### Material provided
[Start]
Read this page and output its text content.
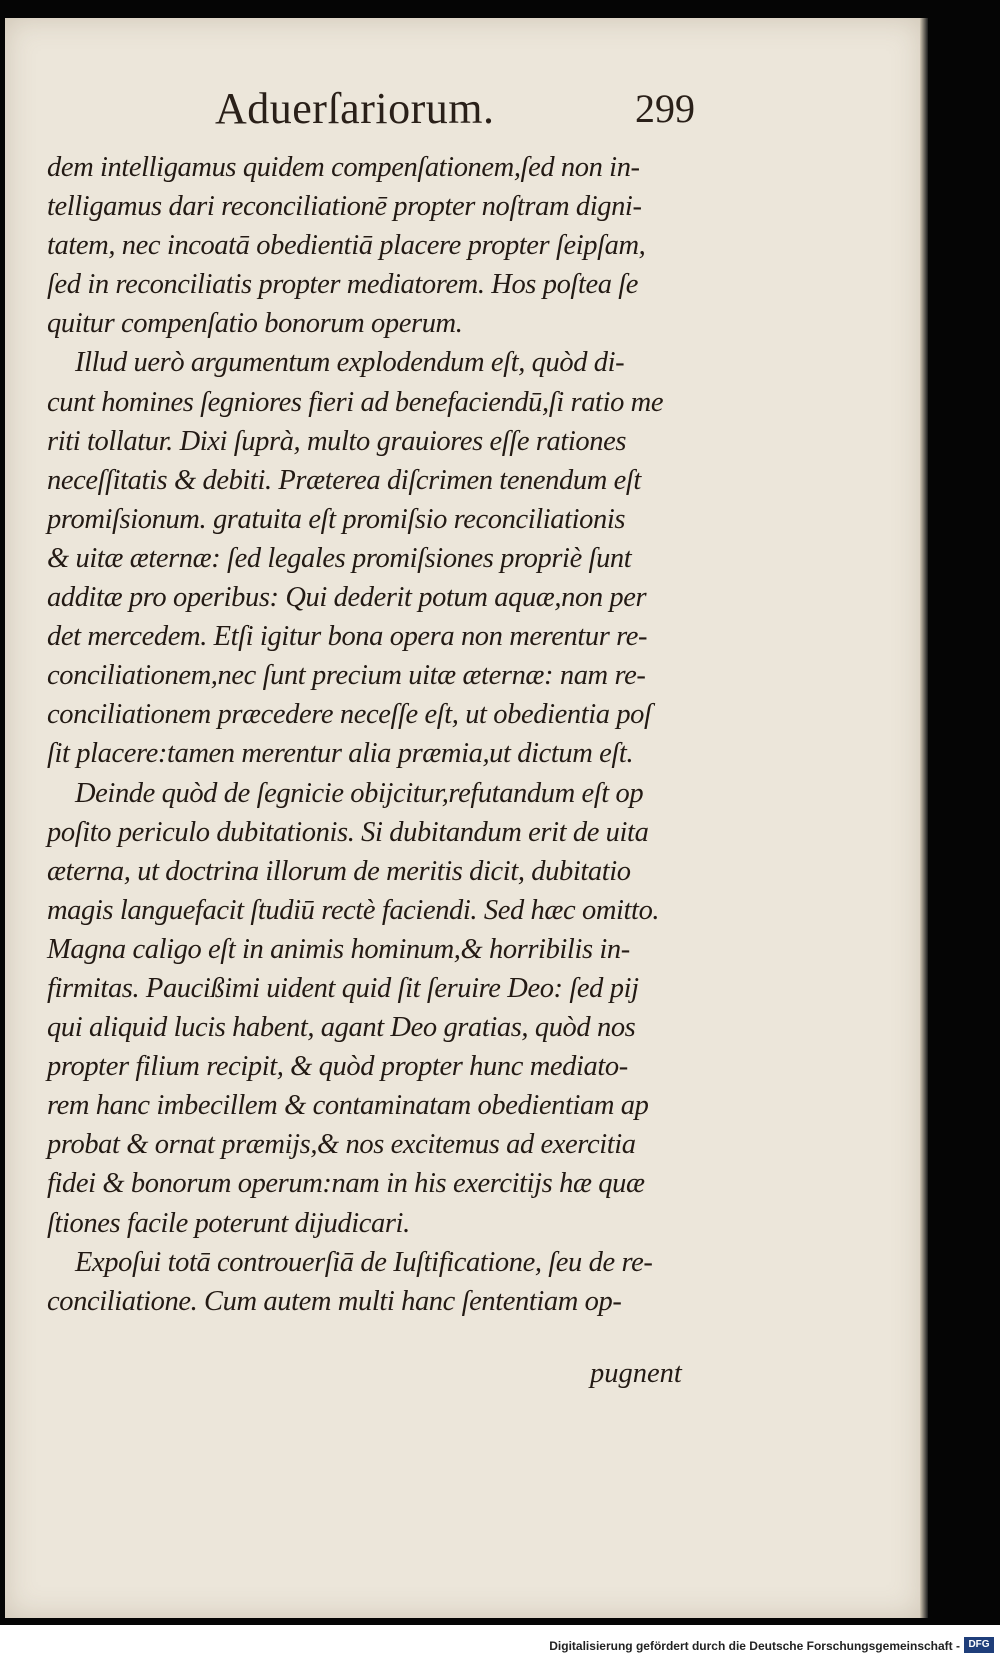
Aduerſariorum.	299
dem intelligamus quidem compenſationem,ſed non in-
telligamus dari reconciliationē propter noſtram digni-
tatem, nec incoatā obedientiā placere propter ſeipſam,
ſed in reconciliatis propter mediatorem. Hos poſtea ſe
quitur compenſatio bonorum operum.
Illud uerò argumentum explodendum eſt, quòd di-
cunt homines ſegniores fieri ad benefaciendū,ſi ratio me
riti tollatur. Dixi ſuprà, multo grauiores eſſe rationes
neceſſitatis & debiti. Præterea diſcrimen tenendum eſt
promiſsionum. gratuita eſt promiſsio reconciliationis
& uitæ æternæ: ſed legales promiſsiones propriè ſunt
additæ pro operibus: Qui dederit potum aquæ,non per
det mercedem. Etſi igitur bona opera non merentur re-
conciliationem,nec ſunt precium uitæ æternæ: nam re-
conciliationem præcedere neceſſe eſt, ut obedientia poſ
ſit placere:tamen merentur alia præmia,ut dictum eſt.
Deinde quòd de ſegnicie obijcitur,refutandum eſt op
poſito periculo dubitationis. Si dubitandum erit de uita
æterna, ut doctrina illorum de meritis dicit, dubitatio
magis languefacit ſtudiū rectè faciendi. Sed hæc omitto.
Magna caligo eſt in animis hominum,& horribilis in-
firmitas. Paucißimi uident quid ſit ſeruire Deo: ſed pij
qui aliquid lucis habent, agant Deo gratias, quòd nos
propter filium recipit, & quòd propter hunc mediato-
rem hanc imbecillem & contaminatam obedientiam ap
probat & ornat præmijs,& nos excitemus ad exercitia
fidei & bonorum operum:nam in his exercitijs hæ quæ
ſtiones facile poterunt dijudicari.
Expoſui totā controuerſiā de Iuſtificatione, ſeu de re-
conciliatione. Cum autem multi hanc ſententiam op-
pugnent
Digitalisierung gefördert durch die Deutsche Forschungsgemeinschaft - DFG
[End]
### Task objective
Quote the entries above word for word. Leave the images out.

### Completed task
Read this page and output its text content.
Aduerſariorum.	299
dem intelligamus quidem compenſationem,ſed non in-
telligamus dari reconciliationē propter noſtram digni-
tatem, nec incoatā obedientiā placere propter ſeipſam,
ſed in reconciliatis propter mediatorem. Hos poſtea ſe
quitur compenſatio bonorum operum.
Illud uerò argumentum explodendum eſt, quòd di-
cunt homines ſegniores fieri ad benefaciendū,ſi ratio me
riti tollatur. Dixi ſuprà, multo grauiores eſſe rationes
neceſſitatis & debiti. Præterea diſcrimen tenendum eſt
promiſsionum. gratuita eſt promiſsio reconciliationis
& uitæ æternæ: ſed legales promiſsiones propriè ſunt
additæ pro operibus: Qui dederit potum aquæ,non per
det mercedem. Etſi igitur bona opera non merentur re-
conciliationem,nec ſunt precium uitæ æternæ: nam re-
conciliationem præcedere neceſſe eſt, ut obedientia poſ
ſit placere:tamen merentur alia præmia,ut dictum eſt.
Deinde quòd de ſegnicie obijcitur,refutandum eſt op
poſito periculo dubitationis. Si dubitandum erit de uita
æterna, ut doctrina illorum de meritis dicit, dubitatio
magis languefacit ſtudiū rectè faciendi. Sed hæc omitto.
Magna caligo eſt in animis hominum,& horribilis in-
firmitas. Paucißimi uident quid ſit ſeruire Deo: ſed pij
qui aliquid lucis habent, agant Deo gratias, quòd nos
propter filium recipit, & quòd propter hunc mediato-
rem hanc imbecillem & contaminatam obedientiam ap
probat & ornat præmijs,& nos excitemus ad exercitia
fidei & bonorum operum:nam in his exercitijs hæ quæ
ſtiones facile poterunt dijudicari.
Expoſui totā controuerſiā de Iuſtificatione, ſeu de re-
conciliatione. Cum autem multi hanc ſententiam op-
pugnent
Digitalisierung gefördert durch die Deutsche Forschungsgemeinschaft - DFG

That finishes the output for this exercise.